→ **Task**
In the listing below, count each line containing "color" and answer with the count only.
---
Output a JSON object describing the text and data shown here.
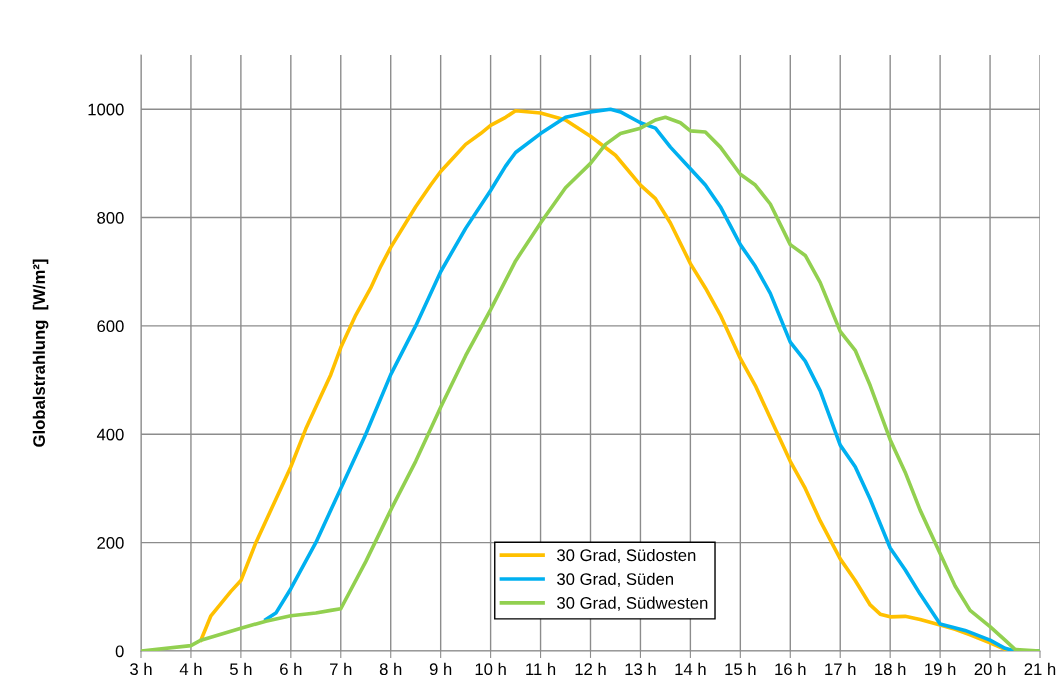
{
  "chart_data": {
    "type": "line",
    "ylabel": "Globalstrahlung  [W/m²]",
    "xlim": [
      3,
      21
    ],
    "ylim": [
      0,
      1100
    ],
    "xticks": [
      {
        "value": 3,
        "label": "3 h"
      },
      {
        "value": 4,
        "label": "4 h"
      },
      {
        "value": 5,
        "label": "5 h"
      },
      {
        "value": 6,
        "label": "6 h"
      },
      {
        "value": 7,
        "label": "7 h"
      },
      {
        "value": 8,
        "label": "8 h"
      },
      {
        "value": 9,
        "label": "9 h"
      },
      {
        "value": 10,
        "label": "10 h"
      },
      {
        "value": 11,
        "label": "11 h"
      },
      {
        "value": 12,
        "label": "12 h"
      },
      {
        "value": 13,
        "label": "13 h"
      },
      {
        "value": 14,
        "label": "14 h"
      },
      {
        "value": 15,
        "label": "15 h"
      },
      {
        "value": 16,
        "label": "16 h"
      },
      {
        "value": 17,
        "label": "17 h"
      },
      {
        "value": 18,
        "label": "18 h"
      },
      {
        "value": 19,
        "label": "19 h"
      },
      {
        "value": 20,
        "label": "20 h"
      },
      {
        "value": 21,
        "label": "21 h"
      }
    ],
    "yticks": [
      0,
      200,
      400,
      600,
      800,
      1000
    ],
    "grid": true,
    "legend": "bottom",
    "marker": "none",
    "line_style": "solid",
    "series": [
      {
        "name": "30 Grad, Südosten",
        "color": "#ffc000",
        "x": [
          4.2,
          4.4,
          4.8,
          5,
          5.3,
          5.5,
          5.8,
          6,
          6.3,
          6.6,
          6.8,
          7,
          7.3,
          7.6,
          7.8,
          8,
          8.3,
          8.5,
          8.8,
          9,
          9.3,
          9.5,
          9.8,
          10,
          10.3,
          10.5,
          11,
          11.5,
          12,
          12.5,
          13,
          13.3,
          13.6,
          14,
          14.3,
          14.6,
          15,
          15.3,
          15.6,
          16,
          16.3,
          16.6,
          17,
          17.3,
          17.6,
          17.8,
          18,
          18.3,
          18.6,
          19,
          19.3,
          19.6,
          20,
          20.3,
          20.5,
          21
        ],
        "values": [
          20,
          65,
          110,
          130,
          200,
          240,
          300,
          340,
          410,
          470,
          510,
          560,
          620,
          670,
          710,
          745,
          790,
          820,
          860,
          885,
          915,
          935,
          955,
          970,
          985,
          997,
          993,
          980,
          950,
          915,
          860,
          835,
          790,
          715,
          670,
          620,
          540,
          490,
          430,
          350,
          300,
          240,
          170,
          130,
          85,
          68,
          63,
          64,
          58,
          48,
          40,
          30,
          15,
          3,
          0,
          0
        ]
      },
      {
        "name": "30 Grad, Süden",
        "color": "#00b0f0",
        "x": [
          5.5,
          5.7,
          6,
          6.5,
          7,
          7.5,
          8,
          8.5,
          9,
          9.5,
          10,
          10.3,
          10.5,
          11,
          11.5,
          12,
          12.4,
          12.6,
          13,
          13.3,
          13.6,
          14,
          14.3,
          14.6,
          15,
          15.3,
          15.6,
          16,
          16.3,
          16.6,
          17,
          17.3,
          17.6,
          18,
          18.3,
          18.6,
          19,
          19.5,
          20,
          20.3,
          20.5,
          21
        ],
        "values": [
          58,
          70,
          115,
          200,
          300,
          400,
          510,
          600,
          700,
          780,
          850,
          895,
          920,
          955,
          985,
          995,
          1000,
          995,
          975,
          965,
          930,
          890,
          860,
          820,
          750,
          710,
          660,
          570,
          535,
          480,
          380,
          340,
          280,
          190,
          150,
          105,
          50,
          38,
          20,
          5,
          0,
          0
        ]
      },
      {
        "name": "30 Grad, Südwesten",
        "color": "#92d050",
        "x": [
          3,
          4,
          4.2,
          5,
          5.5,
          6,
          6.5,
          6.8,
          7,
          7.5,
          8,
          8.5,
          9,
          9.5,
          10,
          10.5,
          11,
          11.5,
          12,
          12.3,
          12.6,
          13,
          13.3,
          13.5,
          13.8,
          14,
          14.3,
          14.6,
          15,
          15.3,
          15.6,
          16,
          16.3,
          16.6,
          17,
          17.3,
          17.6,
          18,
          18.3,
          18.6,
          19,
          19.3,
          19.6,
          20,
          20.3,
          20.5,
          21
        ],
        "values": [
          0,
          10,
          20,
          42,
          55,
          65,
          70,
          75,
          78,
          165,
          260,
          350,
          450,
          545,
          630,
          720,
          790,
          855,
          900,
          935,
          955,
          965,
          980,
          985,
          975,
          960,
          958,
          930,
          880,
          860,
          825,
          750,
          730,
          680,
          590,
          555,
          490,
          390,
          330,
          260,
          180,
          120,
          75,
          45,
          20,
          3,
          0
        ]
      }
    ]
  }
}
---
→ **Answer to this task**
3